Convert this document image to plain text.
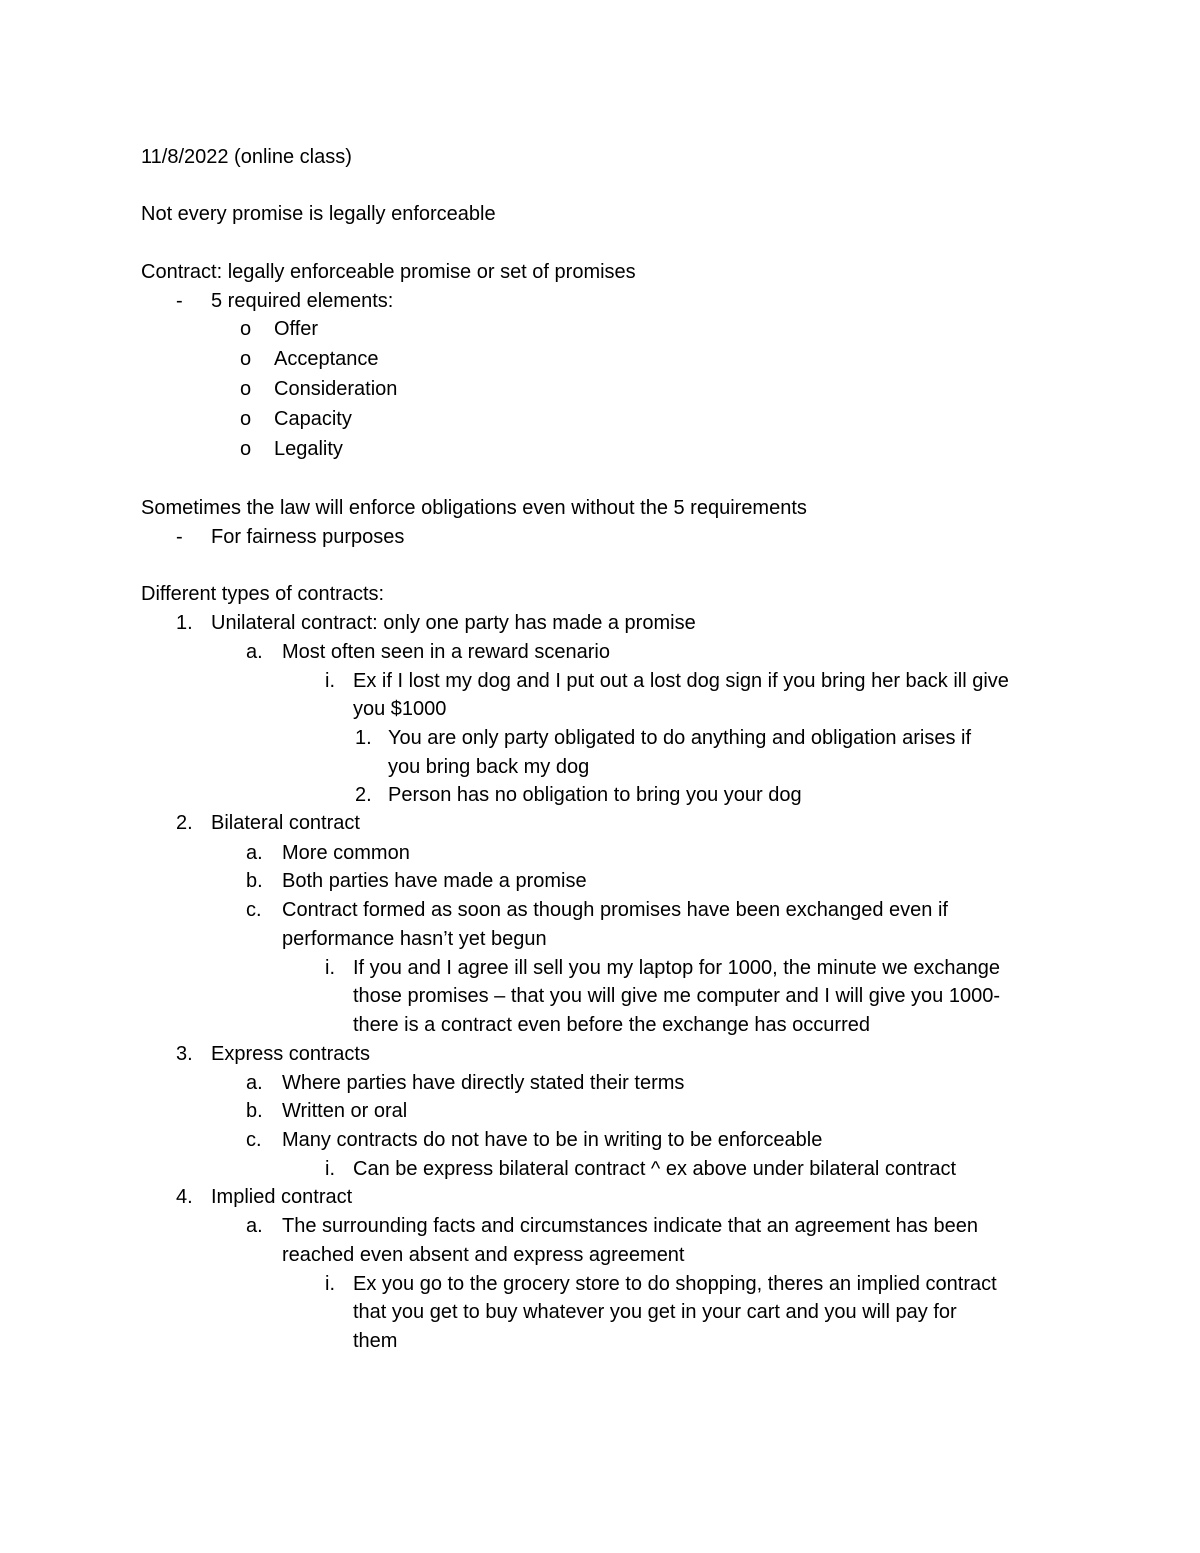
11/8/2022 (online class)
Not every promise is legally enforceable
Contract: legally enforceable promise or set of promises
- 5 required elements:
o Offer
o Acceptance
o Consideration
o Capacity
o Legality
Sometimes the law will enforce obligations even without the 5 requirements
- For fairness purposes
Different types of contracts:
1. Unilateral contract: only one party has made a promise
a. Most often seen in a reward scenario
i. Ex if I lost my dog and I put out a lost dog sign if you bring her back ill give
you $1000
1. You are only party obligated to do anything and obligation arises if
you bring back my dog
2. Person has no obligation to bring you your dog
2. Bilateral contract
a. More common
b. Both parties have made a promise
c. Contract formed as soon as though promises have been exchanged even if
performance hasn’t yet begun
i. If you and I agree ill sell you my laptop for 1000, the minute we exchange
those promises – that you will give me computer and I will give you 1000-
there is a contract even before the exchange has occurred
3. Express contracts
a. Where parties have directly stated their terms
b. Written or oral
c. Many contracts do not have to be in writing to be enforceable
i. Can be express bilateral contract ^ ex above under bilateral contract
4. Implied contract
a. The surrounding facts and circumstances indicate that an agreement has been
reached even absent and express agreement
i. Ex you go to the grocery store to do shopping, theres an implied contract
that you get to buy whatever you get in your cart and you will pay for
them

════════

EXERCISE: Select and copy every line of the listing with the word "will".

EXERCISE RESULT:
Sometimes the law will enforce obligations even without the 5 requirements
those promises – that you will give me computer and I will give you 1000-
that you get to buy whatever you get in your cart and you will pay for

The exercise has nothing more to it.